#### [Supplied text]

Masitinib inhibits KIT and LYN kinases that are involved in indolent systemic mastocytosis pathogenesis. In the study, it was administered orally at 6 mg/kg per day in two daily doses over 24 weeks. The primary endpoint of cumulative response was defined as a ≥75% improvement from baseline within weeks 8–24 in at least one severe baseline symptom from the following: pruritus score of ≥9, ≥8 flushes per week, Hamilton Rating Scale for Depression of ≥19, or Fatigue Impact Scale of ≥75.
Systemic mastocytosis is a group of rare diseases characterised by accumulation of mast cells in the bone marrow or other internal organs, and is classified into four major categories. Indolent systemic mastocytosis is usually of good prognosis, whereas the three other categories—collectively termed advanced systemic mastocytosis—share a poorer prognosis. Symptoms are related to increased release of mast cell mediators, and can usually be controlled by antimediator therapies except in a subset of severely symptomatic patients.
A commentary notes that these data offer high hopes for masitinib, which could become an attractive alternative to the therapeutic arsenal available for patients with severely symptomatic indolent or smouldering systemic mastocytosis.
Masitinib currently has orphan drug status in the EU and US for the treatment of indolent systemic or cutaneous mastocytosis.

#### [Task set]
[1] In the masitinib text, how long was masitinib given in the study?
[2] Return the part of the masitinib text from "Masitinib inhibits KIT" up to and including "Scale of ≥75.", unchanged.
[3] In the masitinib text, rewrite the paragraph beginning "Systemic mastocytosis is a group" as a short list that keeps its main facts.

#### [Entries provided]
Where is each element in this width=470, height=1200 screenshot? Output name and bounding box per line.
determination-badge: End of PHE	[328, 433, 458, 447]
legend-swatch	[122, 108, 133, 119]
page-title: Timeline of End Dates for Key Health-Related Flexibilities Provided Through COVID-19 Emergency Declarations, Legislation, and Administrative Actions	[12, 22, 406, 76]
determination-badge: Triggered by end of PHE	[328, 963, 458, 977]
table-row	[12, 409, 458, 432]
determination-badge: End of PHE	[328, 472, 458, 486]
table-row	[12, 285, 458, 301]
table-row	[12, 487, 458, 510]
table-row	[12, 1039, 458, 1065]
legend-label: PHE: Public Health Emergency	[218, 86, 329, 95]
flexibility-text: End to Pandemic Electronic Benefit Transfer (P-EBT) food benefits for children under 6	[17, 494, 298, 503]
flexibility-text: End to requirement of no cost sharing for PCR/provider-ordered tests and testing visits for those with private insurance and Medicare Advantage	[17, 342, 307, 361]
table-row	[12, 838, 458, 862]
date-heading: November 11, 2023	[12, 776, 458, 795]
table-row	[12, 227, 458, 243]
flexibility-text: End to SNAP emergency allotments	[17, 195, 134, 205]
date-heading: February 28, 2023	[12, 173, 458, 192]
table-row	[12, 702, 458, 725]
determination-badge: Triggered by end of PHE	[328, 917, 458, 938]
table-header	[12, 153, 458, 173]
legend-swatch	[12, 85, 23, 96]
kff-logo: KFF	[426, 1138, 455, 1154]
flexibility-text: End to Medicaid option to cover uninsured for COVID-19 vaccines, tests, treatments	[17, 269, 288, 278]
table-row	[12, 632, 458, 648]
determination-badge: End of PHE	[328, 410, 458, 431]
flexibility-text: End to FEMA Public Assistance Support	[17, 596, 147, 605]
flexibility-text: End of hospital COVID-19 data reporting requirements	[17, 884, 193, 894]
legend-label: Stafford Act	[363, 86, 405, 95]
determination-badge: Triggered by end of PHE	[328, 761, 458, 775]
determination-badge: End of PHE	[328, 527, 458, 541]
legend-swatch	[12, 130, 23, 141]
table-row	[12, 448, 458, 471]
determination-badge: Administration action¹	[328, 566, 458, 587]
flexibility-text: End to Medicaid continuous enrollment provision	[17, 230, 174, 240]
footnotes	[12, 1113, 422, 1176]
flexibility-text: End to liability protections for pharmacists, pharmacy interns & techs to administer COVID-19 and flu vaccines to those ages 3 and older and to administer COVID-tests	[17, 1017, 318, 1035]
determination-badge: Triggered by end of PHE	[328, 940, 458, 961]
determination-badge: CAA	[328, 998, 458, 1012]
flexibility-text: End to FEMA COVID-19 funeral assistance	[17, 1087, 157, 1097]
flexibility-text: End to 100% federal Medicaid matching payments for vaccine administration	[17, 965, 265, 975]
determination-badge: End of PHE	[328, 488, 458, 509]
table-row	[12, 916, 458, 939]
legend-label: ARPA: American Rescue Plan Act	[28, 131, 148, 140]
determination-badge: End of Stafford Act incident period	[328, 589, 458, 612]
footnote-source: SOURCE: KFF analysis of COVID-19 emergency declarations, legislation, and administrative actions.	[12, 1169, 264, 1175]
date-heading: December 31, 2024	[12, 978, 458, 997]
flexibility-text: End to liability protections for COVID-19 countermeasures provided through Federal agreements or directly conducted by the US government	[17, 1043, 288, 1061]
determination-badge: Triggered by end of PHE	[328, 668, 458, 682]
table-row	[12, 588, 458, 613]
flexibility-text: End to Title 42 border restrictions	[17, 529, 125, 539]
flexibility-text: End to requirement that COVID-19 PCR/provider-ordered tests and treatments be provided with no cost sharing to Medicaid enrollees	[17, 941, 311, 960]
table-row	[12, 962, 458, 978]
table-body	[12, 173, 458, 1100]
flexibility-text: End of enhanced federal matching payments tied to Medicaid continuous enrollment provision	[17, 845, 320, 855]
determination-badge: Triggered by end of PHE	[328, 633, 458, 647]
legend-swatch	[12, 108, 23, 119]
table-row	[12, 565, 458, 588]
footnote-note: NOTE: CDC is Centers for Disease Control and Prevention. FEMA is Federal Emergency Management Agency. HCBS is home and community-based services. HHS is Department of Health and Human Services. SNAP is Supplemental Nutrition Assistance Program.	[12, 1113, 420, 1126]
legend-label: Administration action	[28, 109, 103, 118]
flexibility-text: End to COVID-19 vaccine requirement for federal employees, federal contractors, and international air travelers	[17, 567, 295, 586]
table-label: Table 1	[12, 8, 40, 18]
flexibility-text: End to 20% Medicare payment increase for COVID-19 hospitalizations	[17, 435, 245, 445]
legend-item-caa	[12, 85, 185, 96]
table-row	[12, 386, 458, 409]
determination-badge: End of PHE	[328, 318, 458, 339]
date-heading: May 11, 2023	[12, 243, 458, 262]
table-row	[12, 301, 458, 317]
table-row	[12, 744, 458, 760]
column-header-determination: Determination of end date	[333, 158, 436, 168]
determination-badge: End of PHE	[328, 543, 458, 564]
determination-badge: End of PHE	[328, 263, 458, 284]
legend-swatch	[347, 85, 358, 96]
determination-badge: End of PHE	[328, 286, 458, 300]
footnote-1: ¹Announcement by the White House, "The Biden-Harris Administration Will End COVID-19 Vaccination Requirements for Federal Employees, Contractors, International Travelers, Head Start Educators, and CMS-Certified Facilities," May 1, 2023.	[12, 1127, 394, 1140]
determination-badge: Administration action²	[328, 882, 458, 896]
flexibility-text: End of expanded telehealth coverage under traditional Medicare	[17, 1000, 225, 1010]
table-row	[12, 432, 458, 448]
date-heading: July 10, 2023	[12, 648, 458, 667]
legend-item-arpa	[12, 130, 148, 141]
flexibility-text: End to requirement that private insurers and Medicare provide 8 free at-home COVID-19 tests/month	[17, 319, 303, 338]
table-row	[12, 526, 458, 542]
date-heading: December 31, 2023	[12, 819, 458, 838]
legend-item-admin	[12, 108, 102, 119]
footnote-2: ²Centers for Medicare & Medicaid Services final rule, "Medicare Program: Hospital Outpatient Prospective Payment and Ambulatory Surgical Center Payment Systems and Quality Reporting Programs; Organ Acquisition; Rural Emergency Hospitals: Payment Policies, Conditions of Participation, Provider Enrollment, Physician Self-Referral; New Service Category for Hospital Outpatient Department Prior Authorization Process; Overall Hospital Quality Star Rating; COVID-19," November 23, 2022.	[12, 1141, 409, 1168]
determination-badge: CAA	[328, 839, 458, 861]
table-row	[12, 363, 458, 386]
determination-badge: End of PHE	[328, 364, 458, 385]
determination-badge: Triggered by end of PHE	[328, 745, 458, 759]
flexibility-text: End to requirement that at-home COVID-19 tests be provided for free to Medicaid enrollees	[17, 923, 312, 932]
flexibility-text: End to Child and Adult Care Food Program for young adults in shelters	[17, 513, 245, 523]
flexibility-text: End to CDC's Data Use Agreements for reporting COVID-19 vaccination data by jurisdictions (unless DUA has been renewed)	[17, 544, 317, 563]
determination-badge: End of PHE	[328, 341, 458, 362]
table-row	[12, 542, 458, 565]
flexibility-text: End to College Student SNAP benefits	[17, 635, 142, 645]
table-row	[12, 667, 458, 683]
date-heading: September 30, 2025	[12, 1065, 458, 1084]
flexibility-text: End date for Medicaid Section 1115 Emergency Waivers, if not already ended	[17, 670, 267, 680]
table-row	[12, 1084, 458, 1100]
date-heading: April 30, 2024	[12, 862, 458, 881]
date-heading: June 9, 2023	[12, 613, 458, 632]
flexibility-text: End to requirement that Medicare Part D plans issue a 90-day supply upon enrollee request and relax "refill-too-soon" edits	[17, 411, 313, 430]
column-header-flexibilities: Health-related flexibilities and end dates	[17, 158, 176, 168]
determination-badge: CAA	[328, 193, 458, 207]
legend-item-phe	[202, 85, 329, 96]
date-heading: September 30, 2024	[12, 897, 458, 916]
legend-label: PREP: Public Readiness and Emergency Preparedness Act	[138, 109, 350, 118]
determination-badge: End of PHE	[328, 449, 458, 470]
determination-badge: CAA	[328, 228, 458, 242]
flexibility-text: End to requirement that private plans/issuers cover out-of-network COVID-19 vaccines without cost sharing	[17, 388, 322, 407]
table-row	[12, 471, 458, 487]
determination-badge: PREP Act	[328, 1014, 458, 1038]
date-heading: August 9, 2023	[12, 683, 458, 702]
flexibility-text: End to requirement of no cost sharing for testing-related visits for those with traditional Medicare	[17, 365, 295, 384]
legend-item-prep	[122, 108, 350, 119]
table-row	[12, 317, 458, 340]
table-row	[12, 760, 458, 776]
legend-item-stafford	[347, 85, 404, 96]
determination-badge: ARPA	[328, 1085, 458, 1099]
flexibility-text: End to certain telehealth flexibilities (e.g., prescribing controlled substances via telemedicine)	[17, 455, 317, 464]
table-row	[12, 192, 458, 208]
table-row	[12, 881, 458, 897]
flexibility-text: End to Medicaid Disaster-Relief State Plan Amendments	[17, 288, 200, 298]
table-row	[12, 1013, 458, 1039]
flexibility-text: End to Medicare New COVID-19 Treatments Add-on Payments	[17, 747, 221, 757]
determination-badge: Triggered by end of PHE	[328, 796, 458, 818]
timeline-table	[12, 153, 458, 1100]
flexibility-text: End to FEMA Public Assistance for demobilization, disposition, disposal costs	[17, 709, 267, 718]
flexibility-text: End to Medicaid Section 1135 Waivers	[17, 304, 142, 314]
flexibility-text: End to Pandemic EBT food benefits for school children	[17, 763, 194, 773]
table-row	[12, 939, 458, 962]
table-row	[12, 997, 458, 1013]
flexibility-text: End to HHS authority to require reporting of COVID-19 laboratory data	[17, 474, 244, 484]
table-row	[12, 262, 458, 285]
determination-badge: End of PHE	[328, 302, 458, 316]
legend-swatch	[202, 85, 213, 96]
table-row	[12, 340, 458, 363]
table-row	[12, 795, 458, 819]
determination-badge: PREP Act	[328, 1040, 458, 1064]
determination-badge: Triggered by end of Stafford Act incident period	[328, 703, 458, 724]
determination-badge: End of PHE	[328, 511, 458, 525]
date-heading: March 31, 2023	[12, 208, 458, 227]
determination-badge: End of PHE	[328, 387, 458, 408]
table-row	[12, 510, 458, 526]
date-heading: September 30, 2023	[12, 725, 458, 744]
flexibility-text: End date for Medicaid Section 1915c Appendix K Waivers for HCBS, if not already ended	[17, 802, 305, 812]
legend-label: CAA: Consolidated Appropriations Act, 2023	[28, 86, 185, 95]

#### [Answer set]
[1] 24 weeks.

[2]
Masitinib inhibits KIT and LYN kinases that are involved in indolent systemic mastocytosis pathogenesis. In the study, it was administered orally at 6 mg/kg per day in two daily doses over 24 weeks. The primary endpoint of cumulative response was defined as a ≥75% improvement from baseline within weeks 8–24 in at least one severe baseline symptom from the following: pruritus score of ≥9, ≥8 flushes per week, Hamilton Rating Scale for Depression of ≥19, or Fatigue Impact Scale of ≥75.

[3]
- Systemic mastocytosis is a group of rare diseases in which mast cells build up in the bone marrow or other internal organs.
- It falls into four major categories.
- The indolent form usually has a good prognosis. The other three, together called advanced systemic mastocytosis, have a poorer one.
- Symptoms come from increased release of mast cell mediators.
- Antimediator therapies usually control symptoms, but not in a subset of severely symptomatic patients.